Required work |
Give the number of lines holding the string "dash", and nothing else.

[Figure record extracts]
┌──

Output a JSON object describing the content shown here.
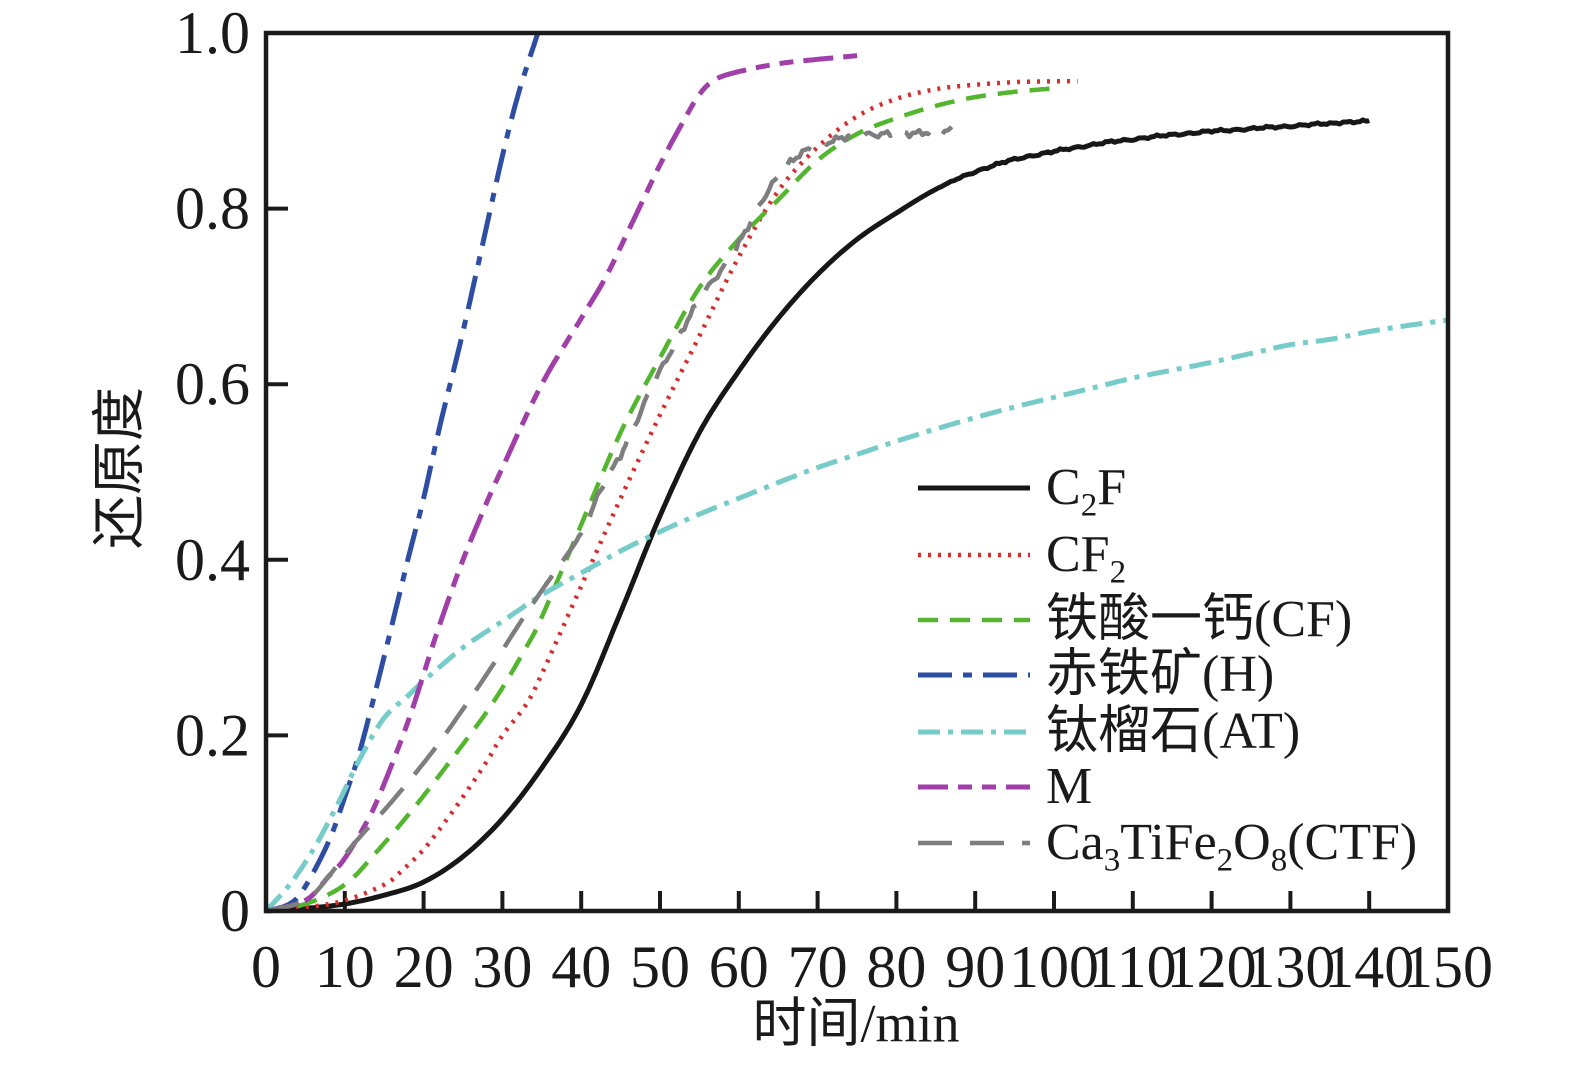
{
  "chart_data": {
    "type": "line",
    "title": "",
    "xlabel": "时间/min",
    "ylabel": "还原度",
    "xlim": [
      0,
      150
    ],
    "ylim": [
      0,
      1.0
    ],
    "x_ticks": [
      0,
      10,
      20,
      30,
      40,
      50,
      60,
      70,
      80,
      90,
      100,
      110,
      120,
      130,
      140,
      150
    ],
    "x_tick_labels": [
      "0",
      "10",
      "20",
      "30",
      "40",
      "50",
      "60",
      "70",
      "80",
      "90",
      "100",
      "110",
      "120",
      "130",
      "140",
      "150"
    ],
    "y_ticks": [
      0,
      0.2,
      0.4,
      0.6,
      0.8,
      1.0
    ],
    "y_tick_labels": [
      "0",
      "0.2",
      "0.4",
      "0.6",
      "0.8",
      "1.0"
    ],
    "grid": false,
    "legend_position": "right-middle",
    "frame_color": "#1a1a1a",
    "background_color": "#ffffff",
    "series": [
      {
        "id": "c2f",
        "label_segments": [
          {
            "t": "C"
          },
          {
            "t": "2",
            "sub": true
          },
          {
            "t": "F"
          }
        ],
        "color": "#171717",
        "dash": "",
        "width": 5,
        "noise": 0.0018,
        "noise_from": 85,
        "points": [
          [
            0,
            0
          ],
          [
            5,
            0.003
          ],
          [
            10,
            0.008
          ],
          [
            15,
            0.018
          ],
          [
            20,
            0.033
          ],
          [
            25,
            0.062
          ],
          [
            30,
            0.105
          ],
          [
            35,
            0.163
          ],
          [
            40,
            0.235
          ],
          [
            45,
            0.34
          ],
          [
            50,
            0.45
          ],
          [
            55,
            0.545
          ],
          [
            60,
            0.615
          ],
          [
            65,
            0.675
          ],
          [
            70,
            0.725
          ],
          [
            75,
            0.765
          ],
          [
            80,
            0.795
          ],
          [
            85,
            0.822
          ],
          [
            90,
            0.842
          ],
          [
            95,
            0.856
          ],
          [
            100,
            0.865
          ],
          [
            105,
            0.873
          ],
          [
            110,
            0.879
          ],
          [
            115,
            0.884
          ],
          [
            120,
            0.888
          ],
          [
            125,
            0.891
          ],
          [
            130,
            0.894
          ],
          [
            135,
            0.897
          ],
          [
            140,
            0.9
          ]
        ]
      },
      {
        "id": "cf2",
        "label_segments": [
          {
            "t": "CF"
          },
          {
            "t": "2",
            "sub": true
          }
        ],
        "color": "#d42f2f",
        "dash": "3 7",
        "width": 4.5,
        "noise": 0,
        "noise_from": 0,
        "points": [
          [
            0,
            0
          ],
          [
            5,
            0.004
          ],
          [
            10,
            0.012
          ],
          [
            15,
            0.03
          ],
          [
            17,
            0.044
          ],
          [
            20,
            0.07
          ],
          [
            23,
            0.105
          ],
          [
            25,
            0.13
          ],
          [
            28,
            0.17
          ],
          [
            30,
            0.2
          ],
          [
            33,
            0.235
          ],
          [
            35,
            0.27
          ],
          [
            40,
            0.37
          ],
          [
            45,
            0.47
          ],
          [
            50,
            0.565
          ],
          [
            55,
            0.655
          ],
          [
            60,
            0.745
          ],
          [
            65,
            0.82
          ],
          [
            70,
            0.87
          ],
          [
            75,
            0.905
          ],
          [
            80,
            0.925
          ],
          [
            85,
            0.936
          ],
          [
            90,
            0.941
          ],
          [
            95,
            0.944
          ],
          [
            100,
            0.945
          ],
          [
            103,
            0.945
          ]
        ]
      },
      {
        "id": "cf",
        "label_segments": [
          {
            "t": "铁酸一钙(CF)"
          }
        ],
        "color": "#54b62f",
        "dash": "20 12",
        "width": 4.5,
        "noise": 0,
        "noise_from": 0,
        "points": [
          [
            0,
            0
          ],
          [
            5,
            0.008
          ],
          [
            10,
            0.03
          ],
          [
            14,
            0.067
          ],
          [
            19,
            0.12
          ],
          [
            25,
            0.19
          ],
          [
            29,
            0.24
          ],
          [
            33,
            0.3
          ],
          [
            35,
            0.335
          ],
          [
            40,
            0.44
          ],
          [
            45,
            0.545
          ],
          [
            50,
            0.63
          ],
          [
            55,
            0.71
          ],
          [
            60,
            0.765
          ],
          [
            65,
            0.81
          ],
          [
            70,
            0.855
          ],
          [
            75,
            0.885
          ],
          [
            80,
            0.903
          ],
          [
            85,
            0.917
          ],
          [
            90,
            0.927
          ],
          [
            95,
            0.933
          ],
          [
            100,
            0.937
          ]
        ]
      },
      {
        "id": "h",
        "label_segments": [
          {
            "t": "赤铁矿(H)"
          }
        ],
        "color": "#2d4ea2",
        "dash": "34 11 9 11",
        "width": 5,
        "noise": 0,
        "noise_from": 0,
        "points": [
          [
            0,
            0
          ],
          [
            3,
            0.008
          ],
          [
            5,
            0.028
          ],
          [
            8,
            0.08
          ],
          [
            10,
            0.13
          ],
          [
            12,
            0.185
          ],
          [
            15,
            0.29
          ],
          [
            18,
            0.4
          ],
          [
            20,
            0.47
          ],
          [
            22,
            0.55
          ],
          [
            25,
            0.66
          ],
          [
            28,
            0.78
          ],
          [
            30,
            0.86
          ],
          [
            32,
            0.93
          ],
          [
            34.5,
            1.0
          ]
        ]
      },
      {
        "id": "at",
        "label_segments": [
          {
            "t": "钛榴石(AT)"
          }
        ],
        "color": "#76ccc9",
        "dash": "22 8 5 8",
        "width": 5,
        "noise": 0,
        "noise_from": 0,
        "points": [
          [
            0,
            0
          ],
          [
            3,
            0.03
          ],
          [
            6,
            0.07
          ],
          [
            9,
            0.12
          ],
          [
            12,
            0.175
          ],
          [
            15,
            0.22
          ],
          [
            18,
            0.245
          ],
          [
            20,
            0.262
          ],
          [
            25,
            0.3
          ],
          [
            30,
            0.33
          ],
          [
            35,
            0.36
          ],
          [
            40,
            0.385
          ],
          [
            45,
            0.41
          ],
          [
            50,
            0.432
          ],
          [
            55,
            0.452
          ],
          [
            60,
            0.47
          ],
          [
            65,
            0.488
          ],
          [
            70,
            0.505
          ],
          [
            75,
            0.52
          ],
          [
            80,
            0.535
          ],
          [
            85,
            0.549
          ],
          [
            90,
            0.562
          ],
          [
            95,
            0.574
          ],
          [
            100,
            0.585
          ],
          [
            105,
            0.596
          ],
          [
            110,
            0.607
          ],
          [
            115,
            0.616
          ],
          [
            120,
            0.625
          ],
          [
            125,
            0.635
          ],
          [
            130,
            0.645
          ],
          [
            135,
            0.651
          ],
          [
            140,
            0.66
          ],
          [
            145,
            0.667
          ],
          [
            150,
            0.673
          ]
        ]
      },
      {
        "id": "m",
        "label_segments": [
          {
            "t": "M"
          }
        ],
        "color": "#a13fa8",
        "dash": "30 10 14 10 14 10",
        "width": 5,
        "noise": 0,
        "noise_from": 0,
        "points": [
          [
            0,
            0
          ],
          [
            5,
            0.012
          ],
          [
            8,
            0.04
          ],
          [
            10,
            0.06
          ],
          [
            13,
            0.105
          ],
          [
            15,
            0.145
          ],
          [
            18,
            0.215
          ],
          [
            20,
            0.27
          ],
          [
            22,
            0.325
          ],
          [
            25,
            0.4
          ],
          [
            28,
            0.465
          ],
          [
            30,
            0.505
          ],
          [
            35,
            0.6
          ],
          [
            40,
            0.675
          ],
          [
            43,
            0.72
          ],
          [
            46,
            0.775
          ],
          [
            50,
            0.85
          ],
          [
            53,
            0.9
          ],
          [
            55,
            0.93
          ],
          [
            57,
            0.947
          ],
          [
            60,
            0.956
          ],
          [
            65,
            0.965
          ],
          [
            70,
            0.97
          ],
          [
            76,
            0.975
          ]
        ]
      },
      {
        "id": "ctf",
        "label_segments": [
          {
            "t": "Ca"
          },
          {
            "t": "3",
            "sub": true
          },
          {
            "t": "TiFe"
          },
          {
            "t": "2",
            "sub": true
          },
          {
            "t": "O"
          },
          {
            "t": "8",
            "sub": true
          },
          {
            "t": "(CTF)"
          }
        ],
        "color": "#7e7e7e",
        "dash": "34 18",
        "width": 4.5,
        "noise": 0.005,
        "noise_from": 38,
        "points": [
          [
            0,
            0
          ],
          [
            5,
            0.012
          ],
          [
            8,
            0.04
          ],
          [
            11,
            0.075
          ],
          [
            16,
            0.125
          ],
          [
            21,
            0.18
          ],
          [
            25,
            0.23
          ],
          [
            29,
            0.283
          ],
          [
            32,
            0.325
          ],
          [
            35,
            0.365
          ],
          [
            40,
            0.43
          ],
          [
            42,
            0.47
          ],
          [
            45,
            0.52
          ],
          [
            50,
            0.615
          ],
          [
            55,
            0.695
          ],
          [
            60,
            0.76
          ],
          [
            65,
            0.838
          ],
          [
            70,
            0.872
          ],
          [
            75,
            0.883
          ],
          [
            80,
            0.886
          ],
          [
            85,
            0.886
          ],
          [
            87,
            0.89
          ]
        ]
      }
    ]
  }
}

└──

Result of this exercise |
7